[Dataset entries]
★ ★ ★

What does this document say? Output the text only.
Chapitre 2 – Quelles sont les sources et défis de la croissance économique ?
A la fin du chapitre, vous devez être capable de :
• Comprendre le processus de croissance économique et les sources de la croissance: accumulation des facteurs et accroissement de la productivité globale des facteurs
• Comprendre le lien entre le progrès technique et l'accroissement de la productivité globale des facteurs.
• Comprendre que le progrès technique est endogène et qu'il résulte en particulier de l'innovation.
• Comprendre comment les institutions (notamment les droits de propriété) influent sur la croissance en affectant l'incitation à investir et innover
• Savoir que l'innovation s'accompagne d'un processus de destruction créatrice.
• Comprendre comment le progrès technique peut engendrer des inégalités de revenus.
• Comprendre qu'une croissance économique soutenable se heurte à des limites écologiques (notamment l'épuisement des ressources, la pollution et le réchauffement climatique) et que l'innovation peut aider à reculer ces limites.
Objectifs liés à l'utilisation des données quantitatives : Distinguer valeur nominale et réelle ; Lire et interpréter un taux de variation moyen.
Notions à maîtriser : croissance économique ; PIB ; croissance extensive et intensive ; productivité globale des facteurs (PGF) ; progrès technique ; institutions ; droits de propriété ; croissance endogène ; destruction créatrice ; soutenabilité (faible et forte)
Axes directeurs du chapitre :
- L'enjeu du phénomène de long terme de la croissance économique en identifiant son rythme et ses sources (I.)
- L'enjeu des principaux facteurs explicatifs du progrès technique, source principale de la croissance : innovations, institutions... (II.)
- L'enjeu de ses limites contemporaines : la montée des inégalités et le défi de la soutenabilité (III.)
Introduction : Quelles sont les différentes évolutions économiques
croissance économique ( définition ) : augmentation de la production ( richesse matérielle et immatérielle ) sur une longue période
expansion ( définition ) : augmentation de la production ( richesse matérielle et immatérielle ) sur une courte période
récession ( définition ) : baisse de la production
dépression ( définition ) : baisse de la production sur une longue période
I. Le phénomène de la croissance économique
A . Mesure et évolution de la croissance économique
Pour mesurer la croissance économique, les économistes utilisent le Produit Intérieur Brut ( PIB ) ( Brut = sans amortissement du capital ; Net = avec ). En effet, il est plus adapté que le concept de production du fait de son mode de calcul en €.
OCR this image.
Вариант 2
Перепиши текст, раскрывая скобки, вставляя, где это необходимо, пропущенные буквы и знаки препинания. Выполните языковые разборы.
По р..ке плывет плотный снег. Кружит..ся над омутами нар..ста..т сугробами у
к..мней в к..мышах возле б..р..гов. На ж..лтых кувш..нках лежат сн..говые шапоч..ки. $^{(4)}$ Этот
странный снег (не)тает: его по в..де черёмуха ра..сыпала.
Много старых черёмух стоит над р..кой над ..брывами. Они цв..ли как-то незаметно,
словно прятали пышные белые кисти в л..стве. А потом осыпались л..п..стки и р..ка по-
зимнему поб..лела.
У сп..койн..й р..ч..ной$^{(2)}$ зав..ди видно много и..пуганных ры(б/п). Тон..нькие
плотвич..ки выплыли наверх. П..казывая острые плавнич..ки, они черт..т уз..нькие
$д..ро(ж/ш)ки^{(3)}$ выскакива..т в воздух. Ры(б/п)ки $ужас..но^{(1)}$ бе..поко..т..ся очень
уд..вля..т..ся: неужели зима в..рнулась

★ ★ ★

» **GIVEN INSTRUCTION**: Repeat the data in its entirety, character for character.

» **OUTPUT**:
What does this document say? Output the text only.
Chapitre 2 – Quelles sont les sources et défis de la croissance économique ?
A la fin du chapitre, vous devez être capable de :
• Comprendre le processus de croissance économique et les sources de la croissance: accumulation des facteurs et accroissement de la productivité globale des facteurs
• Comprendre le lien entre le progrès technique et l'accroissement de la productivité globale des facteurs.
• Comprendre que le progrès technique est endogène et qu'il résulte en particulier de l'innovation.
• Comprendre comment les institutions (notamment les droits de propriété) influent sur la croissance en affectant l'incitation à investir et innover
• Savoir que l'innovation s'accompagne d'un processus de destruction créatrice.
• Comprendre comment le progrès technique peut engendrer des inégalités de revenus.
• Comprendre qu'une croissance économique soutenable se heurte à des limites écologiques (notamment l'épuisement des ressources, la pollution et le réchauffement climatique) et que l'innovation peut aider à reculer ces limites.
Objectifs liés à l'utilisation des données quantitatives : Distinguer valeur nominale et réelle ; Lire et interpréter un taux de variation moyen.
Notions à maîtriser : croissance économique ; PIB ; croissance extensive et intensive ; productivité globale des facteurs (PGF) ; progrès technique ; institutions ; droits de propriété ; croissance endogène ; destruction créatrice ; soutenabilité (faible et forte)
Axes directeurs du chapitre :
- L'enjeu du phénomène de long terme de la croissance économique en identifiant son rythme et ses sources (I.)
- L'enjeu des principaux facteurs explicatifs du progrès technique, source principale de la croissance : innovations, institutions... (II.)
- L'enjeu de ses limites contemporaines : la montée des inégalités et le défi de la soutenabilité (III.)
Introduction : Quelles sont les différentes évolutions économiques
croissance économique ( définition ) : augmentation de la production ( richesse matérielle et immatérielle ) sur une longue période
expansion ( définition ) : augmentation de la production ( richesse matérielle et immatérielle ) sur une courte période
récession ( définition ) : baisse de la production
dépression ( définition ) : baisse de la production sur une longue période
I. Le phénomène de la croissance économique
A . Mesure et évolution de la croissance économique
Pour mesurer la croissance économique, les économistes utilisent le Produit Intérieur Brut ( PIB ) ( Brut = sans amortissement du capital ; Net = avec ). En effet, il est plus adapté que le concept de production du fait de son mode de calcul en €.
OCR this image.
Вариант 2
Перепиши текст, раскрывая скобки, вставляя, где это необходимо, пропущенные буквы и знаки препинания. Выполните языковые разборы.
По р..ке плывет плотный снег. Кружит..ся над омутами нар..ста..т сугробами у
к..мней в к..мышах возле б..р..гов. На ж..лтых кувш..нках лежат сн..говые шапоч..ки. $^{(4)}$ Этот
странный снег (не)тает: его по в..де черёмуха ра..сыпала.
Много старых черёмух стоит над р..кой над ..брывами. Они цв..ли как-то незаметно,
словно прятали пышные белые кисти в л..стве. А потом осыпались л..п..стки и р..ка по-
зимнему поб..лела.
У сп..койн..й р..ч..ной$^{(2)}$ зав..ди видно много и..пуганных ры(б/п). Тон..нькие
плотвич..ки выплыли наверх. П..казывая острые плавнич..ки, они черт..т уз..нькие
$д..ро(ж/ш)ки^{(3)}$ выскакива..т в воздух. Ры(б/п)ки $ужас..но^{(1)}$ бе..поко..т..ся очень
уд..вля..т..ся: неужели зима в..рнулась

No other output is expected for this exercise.